-------- Extracted entries --------
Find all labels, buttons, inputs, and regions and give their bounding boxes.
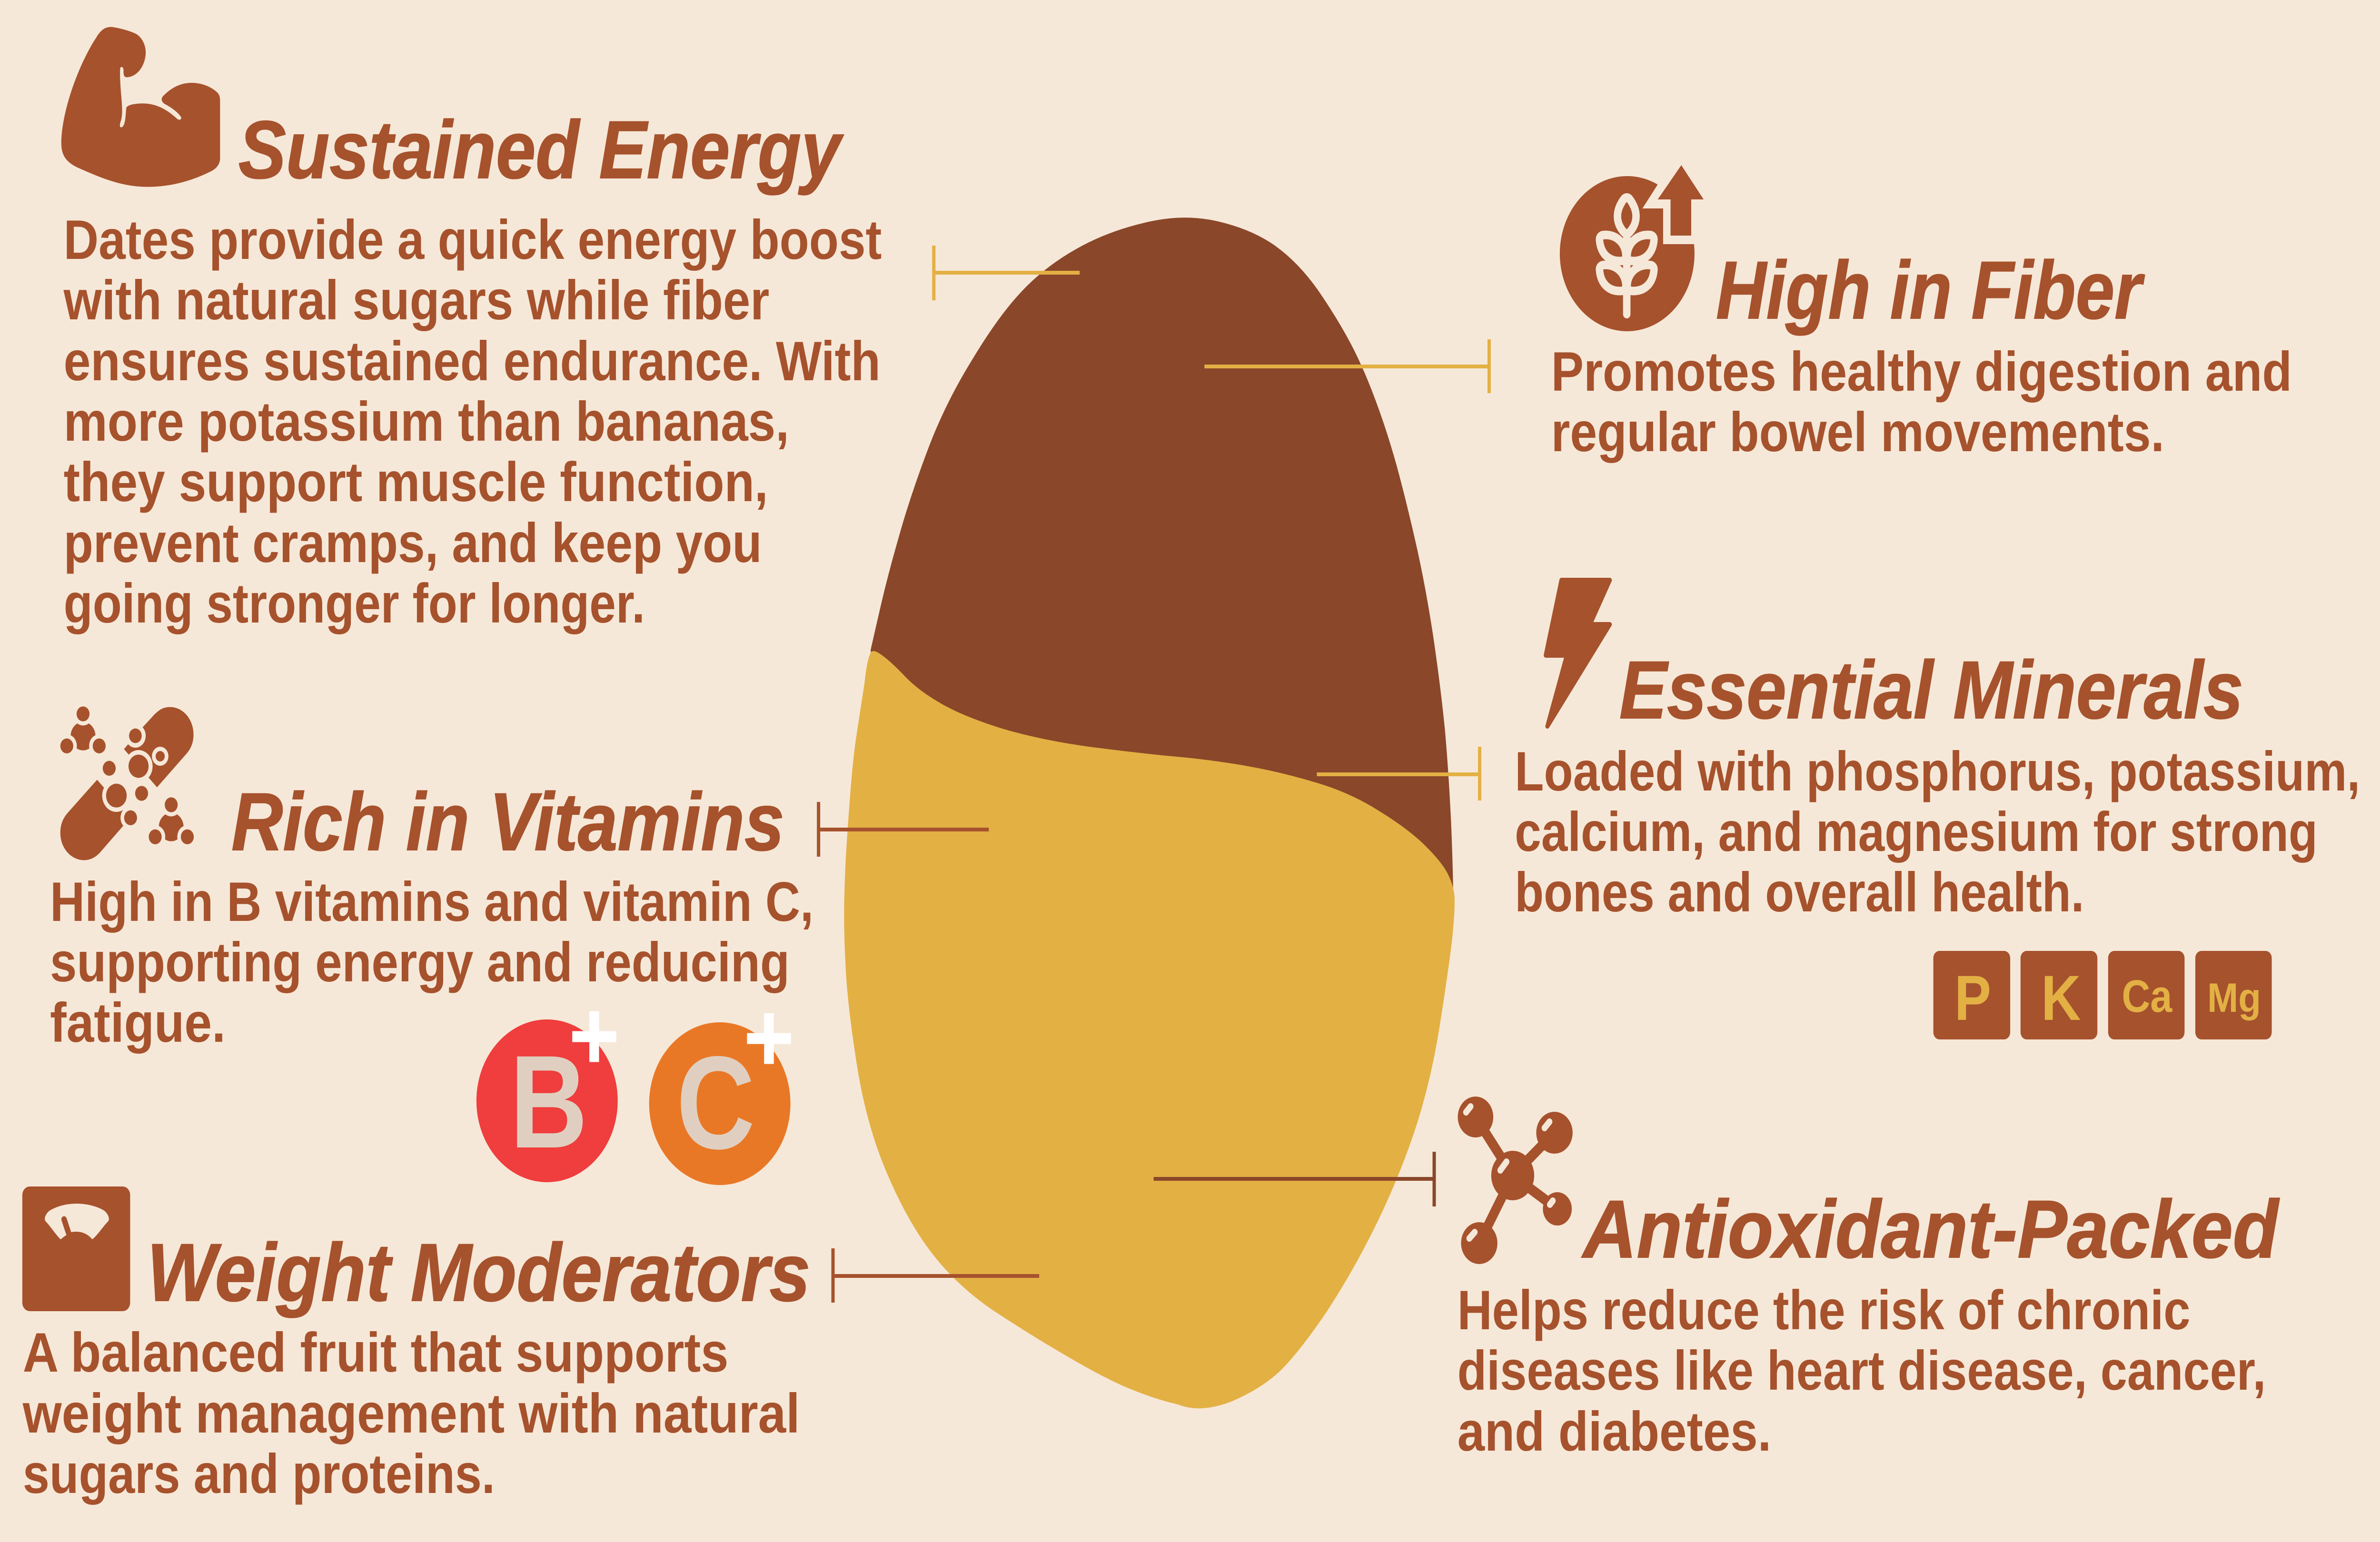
badge: vitamin C: + [742, 981, 793, 1093]
leader line: rich in vitamins [819, 802, 989, 857]
text block: rich in vitamins [50, 871, 813, 1054]
text block: rich in vitamins: fatigue. [50, 992, 226, 1054]
icon: wheat with up arrow [1560, 162, 1704, 331]
heading: rich in vitamins: Rich in Vitamins [231, 776, 784, 868]
badge: vitamin C [649, 981, 793, 1185]
text block: rich in vitamins: supporting energy and reducing [50, 931, 790, 994]
mineral badge: Mg: Mg [2207, 975, 2261, 1021]
leader line: weight moderators [833, 1248, 1039, 1303]
mineral badge: Ca: Ca [2122, 971, 2172, 1022]
text block: antioxidant-packed: diseases like heart disease, cancer, [1458, 1340, 2266, 1402]
icon: lightning bolt [1546, 580, 1610, 726]
heading: antioxidant-packed: Antioxidant-Packed [1581, 1184, 2280, 1275]
badge: vitamin B: B [510, 1028, 587, 1176]
heading: weight moderators: Weight Moderators [147, 1227, 810, 1318]
mineral badge: P [1934, 951, 2010, 1039]
date fruit illustration [844, 217, 1455, 1408]
panel: antioxidant-packed [1458, 1097, 2280, 1463]
text block: sustained energy: prevent cramps, and keep you [64, 512, 762, 574]
text block: high in fiber: Promotes healthy digestion and [1551, 341, 2292, 403]
leader line: high in fiber [1204, 339, 1489, 393]
text block: antioxidant-packed: Helps reduce the risk of chronic [1458, 1279, 2191, 1342]
panel: high in fiber [1551, 162, 2292, 464]
leader line: sustained energy [934, 246, 1080, 300]
text block: sustained energy [63, 209, 882, 635]
leader line: antioxidant-packed [1154, 1152, 1434, 1206]
mineral badge: K: K [2041, 962, 2081, 1034]
text block: rich in vitamins: High in B vitamins and vitamin C, [50, 871, 813, 933]
text block: sustained energy: Dates provide a quick energy boost [64, 209, 882, 271]
leader line: essential minerals [1317, 747, 1480, 801]
heading: high in fiber: High in Fiber [1716, 245, 2145, 336]
icon: flexed muscle [61, 27, 220, 187]
text block: sustained energy: they support muscle function, [64, 451, 768, 514]
mineral badge: P: P [1954, 962, 1991, 1034]
text block: antioxidant-packed [1458, 1279, 2266, 1463]
icon: capsule with bubbles [57, 702, 198, 860]
mineral badge: Mg [2195, 951, 2272, 1039]
badge: vitamin B [476, 979, 618, 1182]
mineral badge: K [2021, 951, 2097, 1039]
text block: high in fiber [1551, 341, 2292, 464]
text block: sustained energy: going stronger for longer. [64, 573, 645, 635]
heading: essential minerals: Essential Minerals [1619, 644, 2243, 736]
text block: essential minerals: Loaded with phosphorus, potassium, [1515, 741, 2360, 803]
text block: high in fiber: regular bowel movements. [1551, 401, 2164, 464]
text block: sustained energy: with natural sugars while fiber [63, 269, 769, 332]
text block: weight moderators: weight management with natural [22, 1383, 800, 1445]
icon: molecule [1458, 1097, 1573, 1264]
text block: sustained energy: more potassium than bananas, [64, 391, 789, 453]
panel: weight moderators [22, 1186, 810, 1505]
text block: essential minerals [1515, 741, 2360, 924]
mineral badge: Ca [2108, 951, 2184, 1039]
text block: essential minerals: bones and overall health. [1515, 861, 2084, 924]
icon: weighing scale [22, 1186, 130, 1311]
text block: antioxidant-packed: and diabetes. [1458, 1401, 1771, 1463]
text block: weight moderators: sugars and proteins. [23, 1443, 495, 1505]
badge: vitamin B: + [567, 979, 618, 1091]
text block: essential minerals: calcium, and magnesium for strong [1515, 801, 2318, 863]
badge: vitamin C: C [676, 1029, 755, 1177]
text block: sustained energy: ensures sustained endurance. With [64, 330, 881, 393]
text block: weight moderators: A balanced fruit that supports [23, 1322, 728, 1384]
panel: sustained energy [61, 27, 882, 635]
heading: sustained energy: Sustained Energy [238, 104, 844, 196]
panel: essential minerals [1515, 580, 2360, 1039]
text block: weight moderators [22, 1322, 800, 1505]
panel: rich in vitamins [50, 702, 813, 1185]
--------
:: Your goal ::
Pictures do not belong in the copy. Please reproduce the entries above exactly otherwise.

:: Task answer ::
Find all labels, buttons, inputs, and regions and give their bounding boxes.
badge: vitamin C: + [742, 981, 793, 1093]
leader line: rich in vitamins [819, 802, 989, 857]
text block: rich in vitamins [50, 871, 813, 1054]
text block: rich in vitamins: fatigue. [50, 992, 226, 1054]
icon: wheat with up arrow [1560, 162, 1704, 331]
heading: rich in vitamins: Rich in Vitamins [231, 776, 784, 868]
badge: vitamin C [649, 981, 793, 1185]
text block: rich in vitamins: supporting energy and reducing [50, 931, 790, 994]
mineral badge: Mg: Mg [2207, 975, 2261, 1021]
leader line: weight moderators [833, 1248, 1039, 1303]
mineral badge: Ca: Ca [2122, 971, 2172, 1022]
text block: antioxidant-packed: diseases like heart disease, cancer, [1458, 1340, 2266, 1402]
icon: lightning bolt [1546, 580, 1610, 726]
heading: antioxidant-packed: Antioxidant-Packed [1581, 1184, 2280, 1275]
badge: vitamin B: B [510, 1028, 587, 1176]
heading: weight moderators: Weight Moderators [147, 1227, 810, 1318]
mineral badge: P [1934, 951, 2010, 1039]
date fruit illustration [844, 217, 1455, 1408]
panel: antioxidant-packed [1458, 1097, 2280, 1463]
text block: sustained energy: prevent cramps, and keep you [64, 512, 762, 574]
text block: high in fiber: Promotes healthy digestion and [1551, 341, 2292, 403]
leader line: high in fiber [1204, 339, 1489, 393]
text block: antioxidant-packed: Helps reduce the risk of chronic [1458, 1279, 2191, 1342]
panel: high in fiber [1551, 162, 2292, 464]
leader line: sustained energy [934, 246, 1080, 300]
text block: sustained energy [63, 209, 882, 635]
leader line: antioxidant-packed [1154, 1152, 1434, 1206]
mineral badge: K: K [2041, 962, 2081, 1034]
text block: rich in vitamins: High in B vitamins and vitamin C, [50, 871, 813, 933]
text block: sustained energy: Dates provide a quick energy boost [64, 209, 882, 271]
leader line: essential minerals [1317, 747, 1480, 801]
heading: high in fiber: High in Fiber [1716, 245, 2145, 336]
icon: flexed muscle [61, 27, 220, 187]
text block: sustained energy: they support muscle function, [64, 451, 768, 514]
mineral badge: P: P [1954, 962, 1991, 1034]
text block: antioxidant-packed [1458, 1279, 2266, 1463]
icon: capsule with bubbles [57, 702, 198, 860]
mineral badge: Mg [2195, 951, 2272, 1039]
badge: vitamin B [476, 979, 618, 1182]
mineral badge: K [2021, 951, 2097, 1039]
text block: high in fiber [1551, 341, 2292, 464]
text block: sustained energy: going stronger for longer. [64, 573, 645, 635]
heading: essential minerals: Essential Minerals [1619, 644, 2243, 736]
text block: essential minerals: Loaded with phosphorus, potassium, [1515, 741, 2360, 803]
text block: high in fiber: regular bowel movements. [1551, 401, 2164, 464]
text block: sustained energy: with natural sugars while fiber [63, 269, 769, 332]
text block: weight moderators: weight management with natural [22, 1383, 800, 1445]
icon: molecule [1458, 1097, 1573, 1264]
text block: sustained energy: more potassium than bananas, [64, 391, 789, 453]
panel: weight moderators [22, 1186, 810, 1505]
text block: essential minerals [1515, 741, 2360, 924]
mineral badge: Ca [2108, 951, 2184, 1039]
text block: essential minerals: bones and overall health. [1515, 861, 2084, 924]
icon: weighing scale [22, 1186, 130, 1311]
text block: antioxidant-packed: and diabetes. [1458, 1401, 1771, 1463]
text block: weight moderators: sugars and proteins. [23, 1443, 495, 1505]
badge: vitamin B: + [567, 979, 618, 1091]
text block: essential minerals: calcium, and magnesium for strong [1515, 801, 2318, 863]
badge: vitamin C: C [676, 1029, 755, 1177]
text block: sustained energy: ensures sustained endurance. With [64, 330, 881, 393]
text block: weight moderators: A balanced fruit that supports [23, 1322, 728, 1384]
panel: sustained energy [61, 27, 882, 635]
heading: sustained energy: Sustained Energy [238, 104, 844, 196]
panel: essential minerals [1515, 580, 2360, 1039]
text block: weight moderators [22, 1322, 800, 1505]
panel: rich in vitamins [50, 702, 813, 1185]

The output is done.